MATERIAL PROVIDED start
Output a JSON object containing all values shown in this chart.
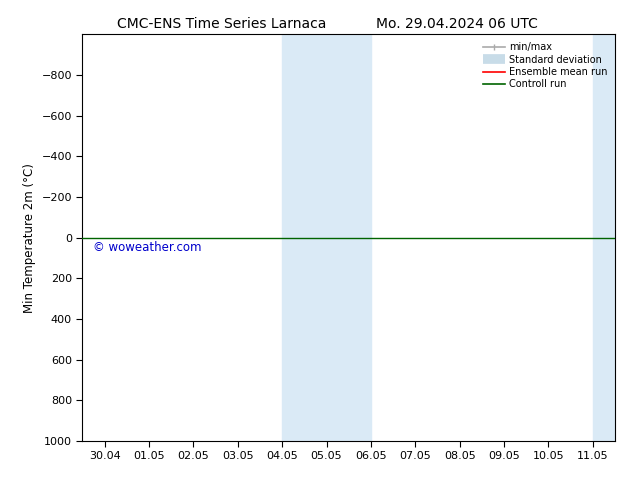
{
  "title_left": "CMC-ENS Time Series Larnaca",
  "title_right": "Mo. 29.04.2024 06 UTC",
  "ylabel": "Min Temperature 2m (°C)",
  "xlabel_ticks": [
    "30.04",
    "01.05",
    "02.05",
    "03.05",
    "04.05",
    "05.05",
    "06.05",
    "07.05",
    "08.05",
    "09.05",
    "10.05",
    "11.05"
  ],
  "ylim_bottom": 1000,
  "ylim_top": -1000,
  "y_ticks": [
    -800,
    -600,
    -400,
    -200,
    0,
    200,
    400,
    600,
    800,
    1000
  ],
  "bg_color": "#ffffff",
  "plot_bg_color": "#ffffff",
  "shaded_regions": [
    {
      "x_start": 4,
      "x_end": 5,
      "color": "#daeaf6"
    },
    {
      "x_start": 5,
      "x_end": 6,
      "color": "#daeaf6"
    },
    {
      "x_start": 11,
      "x_end": 11.55,
      "color": "#daeaf6"
    }
  ],
  "control_run_y": 0,
  "control_run_color": "#006400",
  "ensemble_mean_color": "#ff0000",
  "watermark": "© woweather.com",
  "watermark_color": "#0000cc",
  "legend_items": [
    {
      "label": "min/max",
      "color": "#aaaaaa",
      "lw": 1.2
    },
    {
      "label": "Standard deviation",
      "color": "#c8dce8",
      "lw": 7
    },
    {
      "label": "Ensemble mean run",
      "color": "#ff0000",
      "lw": 1.2
    },
    {
      "label": "Controll run",
      "color": "#006400",
      "lw": 1.2
    }
  ],
  "n_ticks": 12,
  "x_min": -0.5,
  "x_max": 11.5
}
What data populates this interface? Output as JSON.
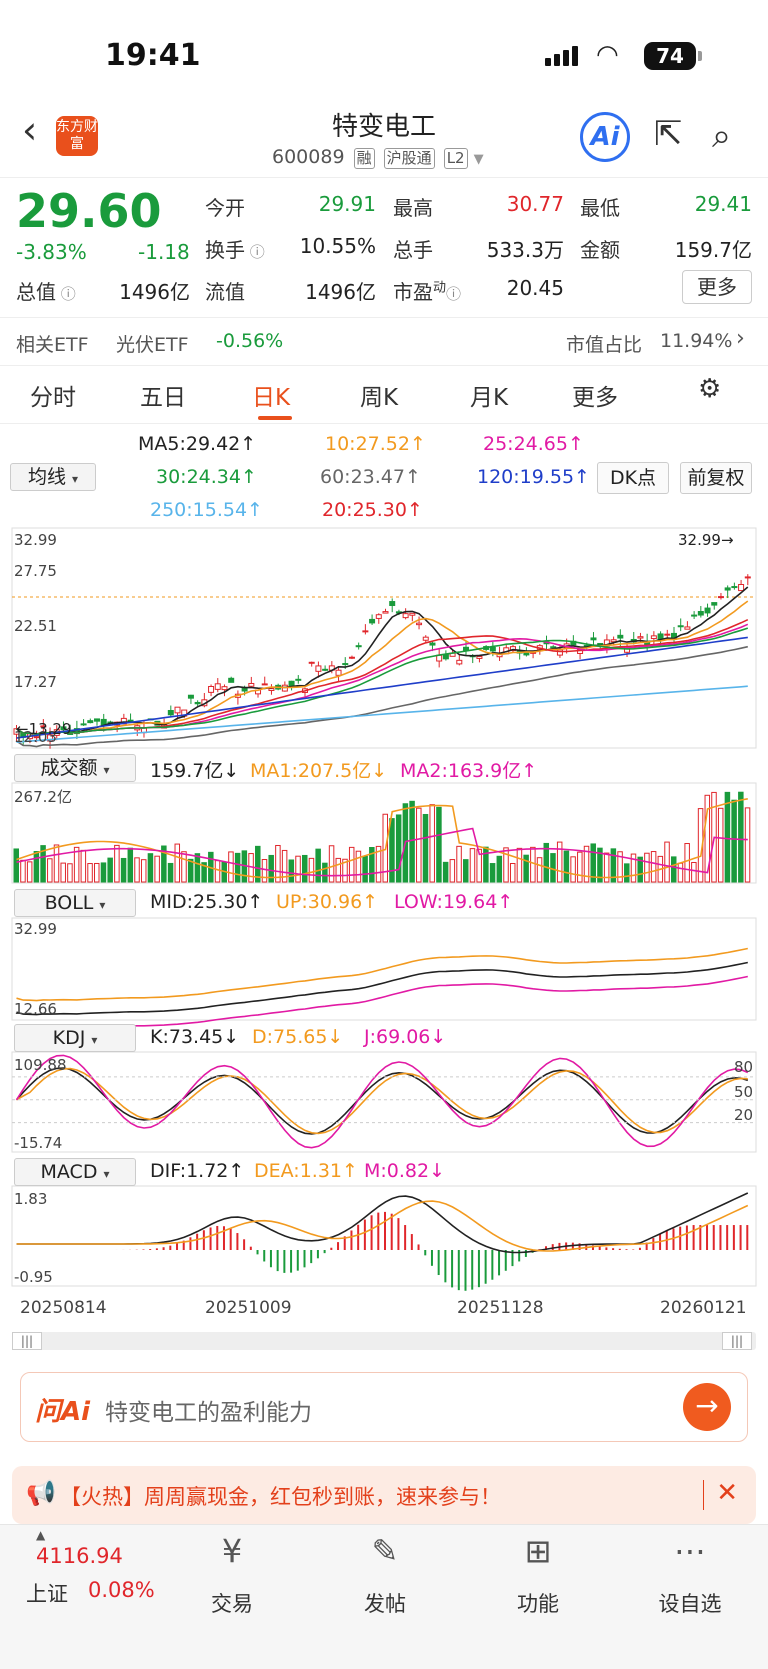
{
  "status": {
    "time": "19:41",
    "battery": "74"
  },
  "header": {
    "title": "特变电工",
    "code": "600089",
    "tags": [
      "融",
      "沪股通",
      "L2"
    ],
    "logo": "东方财富",
    "ai": "Ai"
  },
  "quote": {
    "price": "29.60",
    "pct": "-3.83%",
    "chg": "-1.18",
    "fields": [
      {
        "label": "今开",
        "value": "29.91",
        "color": "#1a9b3c"
      },
      {
        "label": "最高",
        "value": "30.77",
        "color": "#e0262b"
      },
      {
        "label": "最低",
        "value": "29.41",
        "color": "#1a9b3c"
      },
      {
        "label": "换手",
        "value": "10.55%",
        "color": "#222"
      },
      {
        "label": "总手",
        "value": "533.3万",
        "color": "#222"
      },
      {
        "label": "金额",
        "value": "159.7亿",
        "color": "#222"
      },
      {
        "label": "总值",
        "value": "1496亿",
        "color": "#222"
      },
      {
        "label": "流值",
        "value": "1496亿",
        "color": "#222"
      },
      {
        "label": "市盈",
        "value": "20.45",
        "color": "#222"
      }
    ],
    "pe_sup": "动",
    "more": "更多"
  },
  "etf": {
    "label": "相关ETF",
    "name": "光伏ETF",
    "pct": "-0.56%",
    "share_label": "市值占比",
    "share": "11.94%"
  },
  "tabs": [
    "分时",
    "五日",
    "日K",
    "周K",
    "月K",
    "更多"
  ],
  "ma": {
    "selector": "均线",
    "items": [
      {
        "text": "MA5:29.42↑",
        "color": "#222"
      },
      {
        "text": "10:27.52↑",
        "color": "#f29a1f"
      },
      {
        "text": "25:24.65↑",
        "color": "#e11aa4"
      },
      {
        "text": "30:24.34↑",
        "color": "#1a9b3c"
      },
      {
        "text": "60:23.47↑",
        "color": "#666"
      },
      {
        "text": "120:19.55↑",
        "color": "#1f3ec9"
      },
      {
        "text": "250:15.54↑",
        "color": "#58b4ea"
      },
      {
        "text": "20:25.30↑",
        "color": "#e0262b"
      }
    ],
    "dk": "DK点",
    "fq": "前复权"
  },
  "kline": {
    "ticks": [
      "32.99",
      "27.75",
      "22.51",
      "17.27",
      "12.03"
    ],
    "high_label": "32.99→",
    "low_label": "←13.29"
  },
  "vol": {
    "selector": "成交额",
    "v": "159.7亿↓",
    "ma1": "MA1:207.5亿↓",
    "ma2": "MA2:163.9亿↑",
    "top": "267.2亿"
  },
  "boll": {
    "selector": "BOLL",
    "mid": "MID:25.30↑",
    "up": "UP:30.96↑",
    "low": "LOW:19.64↑",
    "top": "32.99",
    "bot": "12.66"
  },
  "kdj": {
    "selector": "KDJ",
    "k": "K:73.45↓",
    "d": "D:75.65↓",
    "j": "J:69.06↓",
    "top": "109.88",
    "bot": "-15.74",
    "levels": [
      "80",
      "50",
      "20"
    ]
  },
  "macd": {
    "selector": "MACD",
    "dif": "DIF:1.72↑",
    "dea": "DEA:1.31↑",
    "m": "M:0.82↓",
    "top": "1.83",
    "bot": "-0.95"
  },
  "dates": [
    "20250814",
    "20251009",
    "20251128",
    "20260121"
  ],
  "ask": {
    "logo": "问Ai",
    "text": "特变电工的盈利能力"
  },
  "ad": {
    "text": "【火热】周周赢现金，红包秒到账，速来参与！"
  },
  "bottom": {
    "index_value": "4116.94",
    "index_name": "上证",
    "index_pct": "0.08%",
    "items": [
      "交易",
      "发帖",
      "功能",
      "设自选"
    ]
  }
}
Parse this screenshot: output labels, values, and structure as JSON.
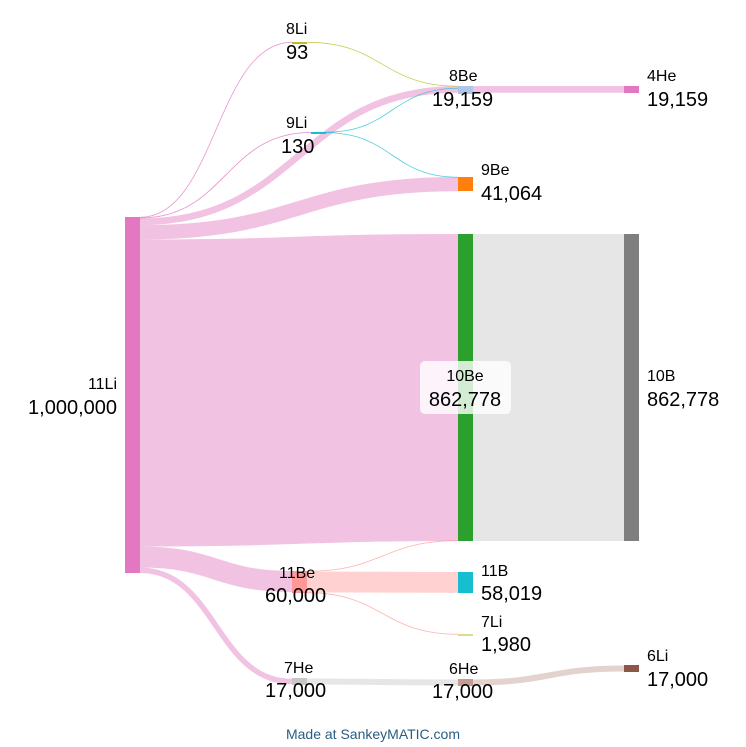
MATERIAL PROVIDED end
* WORK INSTRUCTIONS
Copy the records word for word, leaving no picture in the copy.

* THE OUTPUT
Output a JSON object containing all values shown in this chart.
{
  "title_left": "CMC-ENS Time Series Larnaca",
  "title_right": "Mo. 29.04.2024 06 UTC",
  "ylabel": "Min Temperature 2m (°C)",
  "xlabel_ticks": [
    "30.04",
    "01.05",
    "02.05",
    "03.05",
    "04.05",
    "05.05",
    "06.05",
    "07.05",
    "08.05",
    "09.05",
    "10.05",
    "11.05"
  ],
  "ylim_bottom": 1000,
  "ylim_top": -1000,
  "y_ticks": [
    -800,
    -600,
    -400,
    -200,
    0,
    200,
    400,
    600,
    800,
    1000
  ],
  "bg_color": "#ffffff",
  "plot_bg_color": "#ffffff",
  "shaded_regions": [
    {
      "x_start": 4,
      "x_end": 5,
      "color": "#daeaf6"
    },
    {
      "x_start": 5,
      "x_end": 6,
      "color": "#daeaf6"
    },
    {
      "x_start": 11,
      "x_end": 11.55,
      "color": "#daeaf6"
    }
  ],
  "control_run_y": 0,
  "control_run_color": "#006400",
  "ensemble_mean_color": "#ff0000",
  "watermark": "© woweather.com",
  "watermark_color": "#0000cc",
  "legend_items": [
    {
      "label": "min/max",
      "color": "#aaaaaa",
      "lw": 1.2
    },
    {
      "label": "Standard deviation",
      "color": "#c8dce8",
      "lw": 7
    },
    {
      "label": "Ensemble mean run",
      "color": "#ff0000",
      "lw": 1.2
    },
    {
      "label": "Controll run",
      "color": "#006400",
      "lw": 1.2
    }
  ],
  "n_ticks": 12,
  "x_min": -0.5,
  "x_max": 11.5
}
What data populates this interface? Output as JSON.
{
  "status": {
    "time": "19:41",
    "battery": "74"
  },
  "header": {
    "title": "特变电工",
    "code": "600089",
    "tags": [
      "融",
      "沪股通",
      "L2"
    ],
    "logo": "东方财富",
    "ai": "Ai"
  },
  "quote": {
    "price": "29.60",
    "pct": "-3.83%",
    "chg": "-1.18",
    "fields": [
      {
        "label": "今开",
        "value": "29.91",
        "color": "#1a9b3c"
      },
      {
        "label": "最高",
        "value": "30.77",
        "color": "#e0262b"
      },
      {
        "label": "最低",
        "value": "29.41",
        "color": "#1a9b3c"
      },
      {
        "label": "换手",
        "value": "10.55%",
        "color": "#222"
      },
      {
        "label": "总手",
        "value": "533.3万",
        "color": "#222"
      },
      {
        "label": "金额",
        "value": "159.7亿",
        "color": "#222"
      },
      {
        "label": "总值",
        "value": "1496亿",
        "color": "#222"
      },
      {
        "label": "流值",
        "value": "1496亿",
        "color": "#222"
      },
      {
        "label": "市盈",
        "value": "20.45",
        "color": "#222"
      }
    ],
    "pe_sup": "动",
    "more": "更多"
  },
  "etf": {
    "label": "相关ETF",
    "name": "光伏ETF",
    "pct": "-0.56%",
    "share_label": "市值占比",
    "share": "11.94%"
  },
  "tabs": [
    "分时",
    "五日",
    "日K",
    "周K",
    "月K",
    "更多"
  ],
  "ma": {
    "selector": "均线",
    "items": [
      {
        "text": "MA5:29.42↑",
        "color": "#222"
      },
      {
        "text": "10:27.52↑",
        "color": "#f29a1f"
      },
      {
        "text": "25:24.65↑",
        "color": "#e11aa4"
      },
      {
        "text": "30:24.34↑",
        "color": "#1a9b3c"
      },
      {
        "text": "60:23.47↑",
        "color": "#666"
      },
      {
        "text": "120:19.55↑",
        "color": "#1f3ec9"
      },
      {
        "text": "250:15.54↑",
        "color": "#58b4ea"
      },
      {
        "text": "20:25.30↑",
        "color": "#e0262b"
      }
    ],
    "dk": "DK点",
    "fq": "前复权"
  },
  "kline": {
    "ticks": [
      "32.99",
      "27.75",
      "22.51",
      "17.27",
      "12.03"
    ],
    "high_label": "32.99→",
    "low_label": "←13.29"
  },
  "vol": {
    "selector": "成交额",
    "v": "159.7亿↓",
    "ma1": "MA1:207.5亿↓",
    "ma2": "MA2:163.9亿↑",
    "top": "267.2亿"
  },
  "boll": {
    "selector": "BOLL",
    "mid": "MID:25.30↑",
    "up": "UP:30.96↑",
    "low": "LOW:19.64↑",
    "top": "32.99",
    "bot": "12.66"
  },
  "kdj": {
    "selector": "KDJ",
    "k": "K:73.45↓",
    "d": "D:75.65↓",
    "j": "J:69.06↓",
    "top": "109.88",
    "bot": "-15.74",
    "levels": [
      "80",
      "50",
      "20"
    ]
  },
  "macd": {
    "selector": "MACD",
    "dif": "DIF:1.72↑",
    "dea": "DEA:1.31↑",
    "m": "M:0.82↓",
    "top": "1.83",
    "bot": "-0.95"
  },
  "dates": [
    "20250814",
    "20251009",
    "20251128",
    "20260121"
  ],
  "ask": {
    "logo": "问Ai",
    "text": "特变电工的盈利能力"
  },
  "ad": {
    "text": "【火热】周周赢现金，红包秒到账，速来参与！"
  },
  "bottom": {
    "index_value": "4116.94",
    "index_name": "上证",
    "index_pct": "0.08%",
    "items": [
      "交易",
      "发帖",
      "功能",
      "设自选"
    ]
  }
}
Parse this screenshot: output labels, values, and structure as JSON.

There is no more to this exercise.